Give back the full material, exactly as it reads.

___ ENTRIES ___

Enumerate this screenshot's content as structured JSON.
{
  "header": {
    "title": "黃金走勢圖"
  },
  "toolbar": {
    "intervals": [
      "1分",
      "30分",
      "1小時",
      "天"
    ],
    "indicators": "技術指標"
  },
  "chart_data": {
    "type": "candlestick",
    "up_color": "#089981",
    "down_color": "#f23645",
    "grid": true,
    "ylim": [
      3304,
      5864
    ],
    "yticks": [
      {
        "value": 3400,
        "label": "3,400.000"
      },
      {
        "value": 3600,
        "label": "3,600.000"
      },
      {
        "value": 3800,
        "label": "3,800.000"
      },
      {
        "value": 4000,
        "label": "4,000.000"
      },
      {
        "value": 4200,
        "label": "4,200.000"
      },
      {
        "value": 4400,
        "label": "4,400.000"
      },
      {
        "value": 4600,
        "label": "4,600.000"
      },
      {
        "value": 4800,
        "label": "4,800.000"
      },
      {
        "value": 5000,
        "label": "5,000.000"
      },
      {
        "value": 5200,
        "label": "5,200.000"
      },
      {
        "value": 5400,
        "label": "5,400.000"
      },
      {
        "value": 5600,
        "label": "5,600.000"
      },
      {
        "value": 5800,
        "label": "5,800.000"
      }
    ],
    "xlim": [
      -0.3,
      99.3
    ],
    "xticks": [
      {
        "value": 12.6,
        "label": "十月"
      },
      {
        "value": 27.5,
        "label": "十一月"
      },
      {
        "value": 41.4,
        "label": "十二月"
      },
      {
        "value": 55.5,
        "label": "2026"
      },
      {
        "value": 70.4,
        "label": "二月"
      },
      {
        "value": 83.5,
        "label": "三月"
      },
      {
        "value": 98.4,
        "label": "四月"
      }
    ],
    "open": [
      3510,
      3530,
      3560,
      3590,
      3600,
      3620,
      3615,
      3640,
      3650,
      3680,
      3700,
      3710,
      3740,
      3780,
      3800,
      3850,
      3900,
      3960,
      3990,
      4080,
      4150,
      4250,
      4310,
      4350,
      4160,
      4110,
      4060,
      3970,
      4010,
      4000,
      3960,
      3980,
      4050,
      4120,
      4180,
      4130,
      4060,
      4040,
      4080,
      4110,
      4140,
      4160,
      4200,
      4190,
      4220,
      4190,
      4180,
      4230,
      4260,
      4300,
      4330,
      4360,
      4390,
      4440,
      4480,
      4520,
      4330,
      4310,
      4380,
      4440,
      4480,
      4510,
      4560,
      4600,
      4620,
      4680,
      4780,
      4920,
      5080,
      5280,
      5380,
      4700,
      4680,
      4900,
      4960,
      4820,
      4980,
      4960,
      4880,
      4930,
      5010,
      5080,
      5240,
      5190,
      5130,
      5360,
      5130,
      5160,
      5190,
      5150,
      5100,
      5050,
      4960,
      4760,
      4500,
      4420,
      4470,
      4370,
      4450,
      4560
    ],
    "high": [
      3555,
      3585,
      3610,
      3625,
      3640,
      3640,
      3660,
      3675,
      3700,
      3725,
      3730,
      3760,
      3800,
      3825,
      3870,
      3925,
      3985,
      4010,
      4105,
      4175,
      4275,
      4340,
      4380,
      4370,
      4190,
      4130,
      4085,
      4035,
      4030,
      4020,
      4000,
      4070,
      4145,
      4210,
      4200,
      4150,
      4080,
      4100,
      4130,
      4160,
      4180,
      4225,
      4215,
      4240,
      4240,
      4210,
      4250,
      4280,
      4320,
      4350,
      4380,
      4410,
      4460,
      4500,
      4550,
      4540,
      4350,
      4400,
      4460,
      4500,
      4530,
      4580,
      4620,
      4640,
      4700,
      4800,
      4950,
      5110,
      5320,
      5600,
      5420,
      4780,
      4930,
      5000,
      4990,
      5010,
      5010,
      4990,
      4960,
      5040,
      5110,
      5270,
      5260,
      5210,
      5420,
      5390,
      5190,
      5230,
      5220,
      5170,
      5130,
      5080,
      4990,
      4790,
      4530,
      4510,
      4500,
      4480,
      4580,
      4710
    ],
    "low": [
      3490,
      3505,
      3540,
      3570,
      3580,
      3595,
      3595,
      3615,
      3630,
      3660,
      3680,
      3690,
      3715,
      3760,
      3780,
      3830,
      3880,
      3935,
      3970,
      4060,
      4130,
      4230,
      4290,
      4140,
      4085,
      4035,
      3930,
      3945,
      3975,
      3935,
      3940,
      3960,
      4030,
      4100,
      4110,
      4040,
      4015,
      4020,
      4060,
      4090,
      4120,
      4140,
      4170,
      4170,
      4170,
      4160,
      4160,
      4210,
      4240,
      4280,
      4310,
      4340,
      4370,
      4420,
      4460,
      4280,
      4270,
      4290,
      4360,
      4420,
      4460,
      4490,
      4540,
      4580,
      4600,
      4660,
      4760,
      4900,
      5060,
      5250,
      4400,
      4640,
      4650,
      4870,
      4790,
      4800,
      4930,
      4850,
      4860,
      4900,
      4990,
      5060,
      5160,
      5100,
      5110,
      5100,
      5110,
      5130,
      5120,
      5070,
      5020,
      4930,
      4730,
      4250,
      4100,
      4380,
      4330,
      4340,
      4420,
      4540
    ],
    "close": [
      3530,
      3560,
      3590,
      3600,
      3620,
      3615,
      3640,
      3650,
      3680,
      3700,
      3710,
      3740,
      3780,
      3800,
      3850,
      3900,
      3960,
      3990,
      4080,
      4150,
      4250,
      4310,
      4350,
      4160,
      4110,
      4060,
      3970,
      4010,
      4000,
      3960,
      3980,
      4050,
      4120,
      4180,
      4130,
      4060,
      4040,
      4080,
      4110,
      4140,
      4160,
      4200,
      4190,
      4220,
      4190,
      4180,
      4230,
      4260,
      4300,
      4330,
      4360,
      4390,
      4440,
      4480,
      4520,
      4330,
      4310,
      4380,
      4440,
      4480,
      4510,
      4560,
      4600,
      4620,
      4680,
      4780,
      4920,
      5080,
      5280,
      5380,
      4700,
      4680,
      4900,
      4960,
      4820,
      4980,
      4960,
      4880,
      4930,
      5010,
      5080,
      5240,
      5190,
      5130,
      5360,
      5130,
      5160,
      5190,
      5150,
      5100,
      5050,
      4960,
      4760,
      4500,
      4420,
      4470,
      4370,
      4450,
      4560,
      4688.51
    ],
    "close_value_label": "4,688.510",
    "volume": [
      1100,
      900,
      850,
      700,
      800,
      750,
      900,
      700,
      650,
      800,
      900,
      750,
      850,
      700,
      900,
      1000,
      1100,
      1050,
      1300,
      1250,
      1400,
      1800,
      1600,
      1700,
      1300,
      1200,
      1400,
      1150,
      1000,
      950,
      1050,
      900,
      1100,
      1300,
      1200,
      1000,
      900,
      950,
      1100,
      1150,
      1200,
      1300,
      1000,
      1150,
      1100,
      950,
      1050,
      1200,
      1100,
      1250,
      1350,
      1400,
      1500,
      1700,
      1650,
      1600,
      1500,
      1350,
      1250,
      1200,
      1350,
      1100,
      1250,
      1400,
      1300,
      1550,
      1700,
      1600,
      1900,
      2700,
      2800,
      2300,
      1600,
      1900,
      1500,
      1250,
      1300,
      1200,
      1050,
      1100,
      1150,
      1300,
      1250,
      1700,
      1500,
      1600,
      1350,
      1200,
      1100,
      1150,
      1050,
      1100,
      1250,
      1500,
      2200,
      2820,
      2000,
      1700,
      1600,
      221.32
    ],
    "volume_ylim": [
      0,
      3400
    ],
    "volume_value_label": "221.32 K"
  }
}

___

** RESULT **
Enumerate this screenshot's content as structured JSON.
{
  "header": {
    "title": "黃金走勢圖"
  },
  "toolbar": {
    "intervals": [
      "1分",
      "30分",
      "1小時",
      "天"
    ],
    "indicators": "技術指標"
  },
  "chart_data": {
    "type": "candlestick",
    "up_color": "#089981",
    "down_color": "#f23645",
    "grid": true,
    "ylim": [
      3304,
      5864
    ],
    "yticks": [
      {
        "value": 3400,
        "label": "3,400.000"
      },
      {
        "value": 3600,
        "label": "3,600.000"
      },
      {
        "value": 3800,
        "label": "3,800.000"
      },
      {
        "value": 4000,
        "label": "4,000.000"
      },
      {
        "value": 4200,
        "label": "4,200.000"
      },
      {
        "value": 4400,
        "label": "4,400.000"
      },
      {
        "value": 4600,
        "label": "4,600.000"
      },
      {
        "value": 4800,
        "label": "4,800.000"
      },
      {
        "value": 5000,
        "label": "5,000.000"
      },
      {
        "value": 5200,
        "label": "5,200.000"
      },
      {
        "value": 5400,
        "label": "5,400.000"
      },
      {
        "value": 5600,
        "label": "5,600.000"
      },
      {
        "value": 5800,
        "label": "5,800.000"
      }
    ],
    "xlim": [
      -0.3,
      99.3
    ],
    "xticks": [
      {
        "value": 12.6,
        "label": "十月"
      },
      {
        "value": 27.5,
        "label": "十一月"
      },
      {
        "value": 41.4,
        "label": "十二月"
      },
      {
        "value": 55.5,
        "label": "2026"
      },
      {
        "value": 70.4,
        "label": "二月"
      },
      {
        "value": 83.5,
        "label": "三月"
      },
      {
        "value": 98.4,
        "label": "四月"
      }
    ],
    "open": [
      3510,
      3530,
      3560,
      3590,
      3600,
      3620,
      3615,
      3640,
      3650,
      3680,
      3700,
      3710,
      3740,
      3780,
      3800,
      3850,
      3900,
      3960,
      3990,
      4080,
      4150,
      4250,
      4310,
      4350,
      4160,
      4110,
      4060,
      3970,
      4010,
      4000,
      3960,
      3980,
      4050,
      4120,
      4180,
      4130,
      4060,
      4040,
      4080,
      4110,
      4140,
      4160,
      4200,
      4190,
      4220,
      4190,
      4180,
      4230,
      4260,
      4300,
      4330,
      4360,
      4390,
      4440,
      4480,
      4520,
      4330,
      4310,
      4380,
      4440,
      4480,
      4510,
      4560,
      4600,
      4620,
      4680,
      4780,
      4920,
      5080,
      5280,
      5380,
      4700,
      4680,
      4900,
      4960,
      4820,
      4980,
      4960,
      4880,
      4930,
      5010,
      5080,
      5240,
      5190,
      5130,
      5360,
      5130,
      5160,
      5190,
      5150,
      5100,
      5050,
      4960,
      4760,
      4500,
      4420,
      4470,
      4370,
      4450,
      4560
    ],
    "high": [
      3555,
      3585,
      3610,
      3625,
      3640,
      3640,
      3660,
      3675,
      3700,
      3725,
      3730,
      3760,
      3800,
      3825,
      3870,
      3925,
      3985,
      4010,
      4105,
      4175,
      4275,
      4340,
      4380,
      4370,
      4190,
      4130,
      4085,
      4035,
      4030,
      4020,
      4000,
      4070,
      4145,
      4210,
      4200,
      4150,
      4080,
      4100,
      4130,
      4160,
      4180,
      4225,
      4215,
      4240,
      4240,
      4210,
      4250,
      4280,
      4320,
      4350,
      4380,
      4410,
      4460,
      4500,
      4550,
      4540,
      4350,
      4400,
      4460,
      4500,
      4530,
      4580,
      4620,
      4640,
      4700,
      4800,
      4950,
      5110,
      5320,
      5600,
      5420,
      4780,
      4930,
      5000,
      4990,
      5010,
      5010,
      4990,
      4960,
      5040,
      5110,
      5270,
      5260,
      5210,
      5420,
      5390,
      5190,
      5230,
      5220,
      5170,
      5130,
      5080,
      4990,
      4790,
      4530,
      4510,
      4500,
      4480,
      4580,
      4710
    ],
    "low": [
      3490,
      3505,
      3540,
      3570,
      3580,
      3595,
      3595,
      3615,
      3630,
      3660,
      3680,
      3690,
      3715,
      3760,
      3780,
      3830,
      3880,
      3935,
      3970,
      4060,
      4130,
      4230,
      4290,
      4140,
      4085,
      4035,
      3930,
      3945,
      3975,
      3935,
      3940,
      3960,
      4030,
      4100,
      4110,
      4040,
      4015,
      4020,
      4060,
      4090,
      4120,
      4140,
      4170,
      4170,
      4170,
      4160,
      4160,
      4210,
      4240,
      4280,
      4310,
      4340,
      4370,
      4420,
      4460,
      4280,
      4270,
      4290,
      4360,
      4420,
      4460,
      4490,
      4540,
      4580,
      4600,
      4660,
      4760,
      4900,
      5060,
      5250,
      4400,
      4640,
      4650,
      4870,
      4790,
      4800,
      4930,
      4850,
      4860,
      4900,
      4990,
      5060,
      5160,
      5100,
      5110,
      5100,
      5110,
      5130,
      5120,
      5070,
      5020,
      4930,
      4730,
      4250,
      4100,
      4380,
      4330,
      4340,
      4420,
      4540
    ],
    "close": [
      3530,
      3560,
      3590,
      3600,
      3620,
      3615,
      3640,
      3650,
      3680,
      3700,
      3710,
      3740,
      3780,
      3800,
      3850,
      3900,
      3960,
      3990,
      4080,
      4150,
      4250,
      4310,
      4350,
      4160,
      4110,
      4060,
      3970,
      4010,
      4000,
      3960,
      3980,
      4050,
      4120,
      4180,
      4130,
      4060,
      4040,
      4080,
      4110,
      4140,
      4160,
      4200,
      4190,
      4220,
      4190,
      4180,
      4230,
      4260,
      4300,
      4330,
      4360,
      4390,
      4440,
      4480,
      4520,
      4330,
      4310,
      4380,
      4440,
      4480,
      4510,
      4560,
      4600,
      4620,
      4680,
      4780,
      4920,
      5080,
      5280,
      5380,
      4700,
      4680,
      4900,
      4960,
      4820,
      4980,
      4960,
      4880,
      4930,
      5010,
      5080,
      5240,
      5190,
      5130,
      5360,
      5130,
      5160,
      5190,
      5150,
      5100,
      5050,
      4960,
      4760,
      4500,
      4420,
      4470,
      4370,
      4450,
      4560,
      4688.51
    ],
    "close_value_label": "4,688.510",
    "volume": [
      1100,
      900,
      850,
      700,
      800,
      750,
      900,
      700,
      650,
      800,
      900,
      750,
      850,
      700,
      900,
      1000,
      1100,
      1050,
      1300,
      1250,
      1400,
      1800,
      1600,
      1700,
      1300,
      1200,
      1400,
      1150,
      1000,
      950,
      1050,
      900,
      1100,
      1300,
      1200,
      1000,
      900,
      950,
      1100,
      1150,
      1200,
      1300,
      1000,
      1150,
      1100,
      950,
      1050,
      1200,
      1100,
      1250,
      1350,
      1400,
      1500,
      1700,
      1650,
      1600,
      1500,
      1350,
      1250,
      1200,
      1350,
      1100,
      1250,
      1400,
      1300,
      1550,
      1700,
      1600,
      1900,
      2700,
      2800,
      2300,
      1600,
      1900,
      1500,
      1250,
      1300,
      1200,
      1050,
      1100,
      1150,
      1300,
      1250,
      1700,
      1500,
      1600,
      1350,
      1200,
      1100,
      1150,
      1050,
      1100,
      1250,
      1500,
      2200,
      2820,
      2000,
      1700,
      1600,
      221.32
    ],
    "volume_ylim": [
      0,
      3400
    ],
    "volume_value_label": "221.32 K"
  }
}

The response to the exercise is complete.